▸ **Excerpted records**
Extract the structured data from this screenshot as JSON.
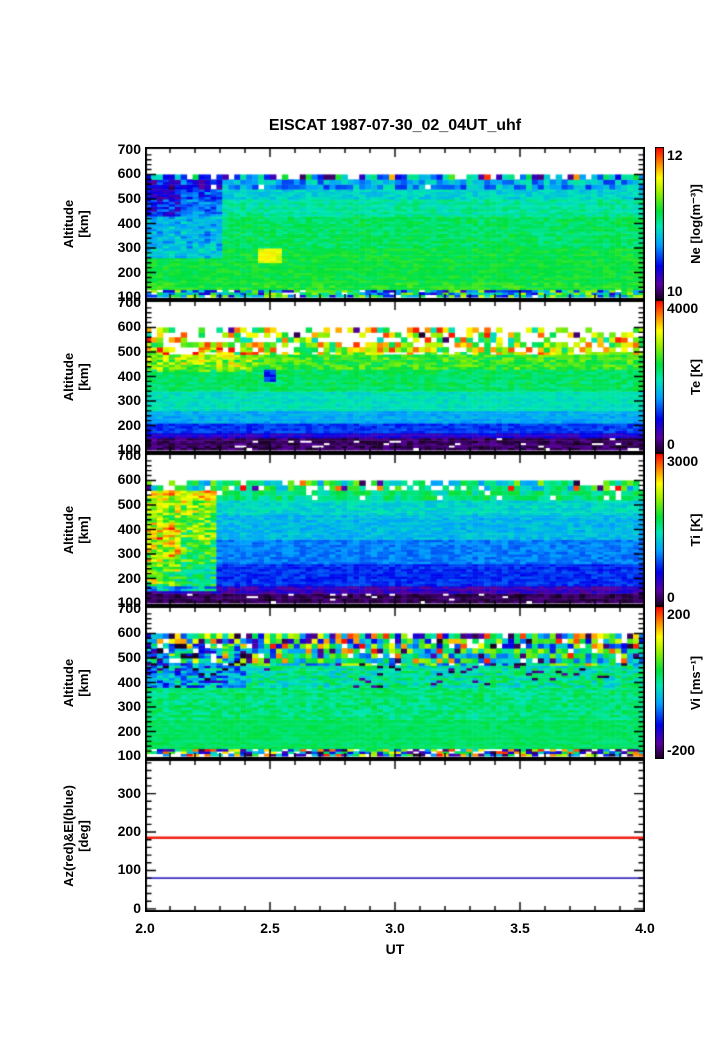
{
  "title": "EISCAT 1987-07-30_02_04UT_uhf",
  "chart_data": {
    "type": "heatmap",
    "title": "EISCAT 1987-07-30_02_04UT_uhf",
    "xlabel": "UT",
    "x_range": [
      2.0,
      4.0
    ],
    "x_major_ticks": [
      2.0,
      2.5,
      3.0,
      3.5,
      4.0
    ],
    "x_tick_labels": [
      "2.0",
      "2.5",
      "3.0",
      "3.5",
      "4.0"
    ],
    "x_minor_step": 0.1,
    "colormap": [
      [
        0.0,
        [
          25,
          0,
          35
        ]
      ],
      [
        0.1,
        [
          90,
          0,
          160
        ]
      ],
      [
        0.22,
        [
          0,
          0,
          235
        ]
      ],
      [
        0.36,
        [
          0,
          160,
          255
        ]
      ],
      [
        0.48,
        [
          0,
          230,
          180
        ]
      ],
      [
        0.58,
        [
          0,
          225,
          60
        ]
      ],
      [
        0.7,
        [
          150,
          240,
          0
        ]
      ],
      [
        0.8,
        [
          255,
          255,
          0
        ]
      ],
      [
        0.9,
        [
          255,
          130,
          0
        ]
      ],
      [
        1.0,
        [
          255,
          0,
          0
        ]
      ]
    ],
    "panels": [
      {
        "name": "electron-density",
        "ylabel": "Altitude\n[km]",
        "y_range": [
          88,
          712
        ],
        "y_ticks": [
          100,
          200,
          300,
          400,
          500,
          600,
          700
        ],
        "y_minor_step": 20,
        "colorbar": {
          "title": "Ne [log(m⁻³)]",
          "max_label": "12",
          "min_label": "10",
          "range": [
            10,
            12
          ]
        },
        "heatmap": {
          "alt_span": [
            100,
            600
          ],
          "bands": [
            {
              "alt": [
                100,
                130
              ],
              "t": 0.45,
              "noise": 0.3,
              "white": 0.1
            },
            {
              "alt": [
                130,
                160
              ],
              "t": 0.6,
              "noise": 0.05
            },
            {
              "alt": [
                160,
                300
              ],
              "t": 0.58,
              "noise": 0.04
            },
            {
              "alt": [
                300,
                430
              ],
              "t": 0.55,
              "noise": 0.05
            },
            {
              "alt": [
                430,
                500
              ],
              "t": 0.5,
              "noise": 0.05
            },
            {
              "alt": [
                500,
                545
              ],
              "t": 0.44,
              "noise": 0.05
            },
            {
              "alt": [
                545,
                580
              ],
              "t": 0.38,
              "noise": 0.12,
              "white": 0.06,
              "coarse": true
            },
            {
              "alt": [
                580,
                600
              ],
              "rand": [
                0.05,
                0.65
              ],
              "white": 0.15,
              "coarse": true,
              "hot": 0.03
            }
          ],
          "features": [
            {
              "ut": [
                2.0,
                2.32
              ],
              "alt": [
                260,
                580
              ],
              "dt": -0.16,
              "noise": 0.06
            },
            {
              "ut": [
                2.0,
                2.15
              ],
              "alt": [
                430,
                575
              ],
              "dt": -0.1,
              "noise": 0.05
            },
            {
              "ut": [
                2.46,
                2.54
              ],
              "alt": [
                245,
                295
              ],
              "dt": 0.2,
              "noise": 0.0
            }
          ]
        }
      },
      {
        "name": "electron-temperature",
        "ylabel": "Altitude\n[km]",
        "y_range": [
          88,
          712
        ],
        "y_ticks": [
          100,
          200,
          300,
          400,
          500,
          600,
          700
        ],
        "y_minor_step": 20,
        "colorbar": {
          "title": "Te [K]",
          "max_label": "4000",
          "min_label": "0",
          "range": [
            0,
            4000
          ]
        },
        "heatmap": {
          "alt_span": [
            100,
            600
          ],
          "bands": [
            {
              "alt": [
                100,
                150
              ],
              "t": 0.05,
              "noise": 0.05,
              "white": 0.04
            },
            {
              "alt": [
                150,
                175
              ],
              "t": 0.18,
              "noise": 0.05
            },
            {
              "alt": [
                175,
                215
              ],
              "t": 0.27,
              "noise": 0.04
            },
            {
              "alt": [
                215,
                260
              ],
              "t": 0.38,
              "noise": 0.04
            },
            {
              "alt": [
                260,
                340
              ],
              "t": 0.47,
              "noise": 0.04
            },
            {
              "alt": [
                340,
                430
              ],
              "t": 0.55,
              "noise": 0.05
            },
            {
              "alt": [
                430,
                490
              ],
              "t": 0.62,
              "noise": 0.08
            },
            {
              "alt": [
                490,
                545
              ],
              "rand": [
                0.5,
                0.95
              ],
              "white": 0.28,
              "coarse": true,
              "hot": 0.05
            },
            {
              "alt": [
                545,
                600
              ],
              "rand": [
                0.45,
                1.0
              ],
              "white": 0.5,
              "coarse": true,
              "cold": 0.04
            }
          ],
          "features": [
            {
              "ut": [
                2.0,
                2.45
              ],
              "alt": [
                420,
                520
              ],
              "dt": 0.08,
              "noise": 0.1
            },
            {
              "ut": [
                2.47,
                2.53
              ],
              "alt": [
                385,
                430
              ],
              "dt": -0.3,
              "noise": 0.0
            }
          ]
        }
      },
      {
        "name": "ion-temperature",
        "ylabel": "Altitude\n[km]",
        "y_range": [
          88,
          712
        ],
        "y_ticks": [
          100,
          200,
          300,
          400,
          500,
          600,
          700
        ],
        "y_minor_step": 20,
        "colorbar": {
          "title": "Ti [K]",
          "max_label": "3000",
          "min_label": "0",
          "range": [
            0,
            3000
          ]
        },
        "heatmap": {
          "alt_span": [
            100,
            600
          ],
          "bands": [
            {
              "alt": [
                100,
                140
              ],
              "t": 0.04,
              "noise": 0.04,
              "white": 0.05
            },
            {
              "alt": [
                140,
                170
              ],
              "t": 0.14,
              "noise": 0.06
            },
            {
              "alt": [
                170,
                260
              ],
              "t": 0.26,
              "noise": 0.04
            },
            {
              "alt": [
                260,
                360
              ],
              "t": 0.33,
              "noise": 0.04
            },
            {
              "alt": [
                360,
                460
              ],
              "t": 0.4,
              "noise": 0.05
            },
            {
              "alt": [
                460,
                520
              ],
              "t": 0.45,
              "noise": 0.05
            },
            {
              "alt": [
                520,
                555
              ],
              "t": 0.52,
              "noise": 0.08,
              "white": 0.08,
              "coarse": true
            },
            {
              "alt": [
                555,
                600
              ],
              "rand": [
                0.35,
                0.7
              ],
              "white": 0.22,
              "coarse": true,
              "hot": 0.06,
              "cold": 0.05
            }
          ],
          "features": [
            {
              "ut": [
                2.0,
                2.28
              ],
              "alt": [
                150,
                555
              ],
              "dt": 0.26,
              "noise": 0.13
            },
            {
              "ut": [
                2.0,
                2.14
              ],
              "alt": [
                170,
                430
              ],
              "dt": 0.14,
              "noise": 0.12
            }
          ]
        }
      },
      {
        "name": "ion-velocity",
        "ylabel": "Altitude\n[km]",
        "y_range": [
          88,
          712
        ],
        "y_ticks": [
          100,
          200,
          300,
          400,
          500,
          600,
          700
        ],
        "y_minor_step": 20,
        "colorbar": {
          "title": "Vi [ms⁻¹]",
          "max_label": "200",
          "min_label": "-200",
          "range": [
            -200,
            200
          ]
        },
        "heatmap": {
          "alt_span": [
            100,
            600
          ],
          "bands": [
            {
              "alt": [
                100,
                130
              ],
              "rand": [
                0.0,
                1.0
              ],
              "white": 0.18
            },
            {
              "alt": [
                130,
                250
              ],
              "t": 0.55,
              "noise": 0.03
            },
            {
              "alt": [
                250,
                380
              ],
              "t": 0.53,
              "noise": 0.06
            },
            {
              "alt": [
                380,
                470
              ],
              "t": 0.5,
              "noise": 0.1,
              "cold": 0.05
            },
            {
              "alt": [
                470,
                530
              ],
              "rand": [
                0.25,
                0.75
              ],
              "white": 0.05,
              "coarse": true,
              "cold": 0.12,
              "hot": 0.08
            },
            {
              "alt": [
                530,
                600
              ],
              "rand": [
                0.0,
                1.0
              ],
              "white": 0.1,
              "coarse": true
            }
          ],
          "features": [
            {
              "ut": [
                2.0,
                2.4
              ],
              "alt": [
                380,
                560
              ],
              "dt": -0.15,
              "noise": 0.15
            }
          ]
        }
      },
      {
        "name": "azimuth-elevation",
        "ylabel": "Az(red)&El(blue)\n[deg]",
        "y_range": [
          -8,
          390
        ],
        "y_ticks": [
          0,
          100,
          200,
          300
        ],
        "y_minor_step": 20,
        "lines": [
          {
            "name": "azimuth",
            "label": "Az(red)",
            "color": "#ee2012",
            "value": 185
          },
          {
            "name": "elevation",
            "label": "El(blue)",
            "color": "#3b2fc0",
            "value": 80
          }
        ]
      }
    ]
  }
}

▸ **What the task asks**
Collect each line of the entries that has the word "EISCAT", copying it in full.

▸ **Exercise result**
  "title": "EISCAT 1987-07-30_02_04UT_uhf",
    "title": "EISCAT 1987-07-30_02_04UT_uhf",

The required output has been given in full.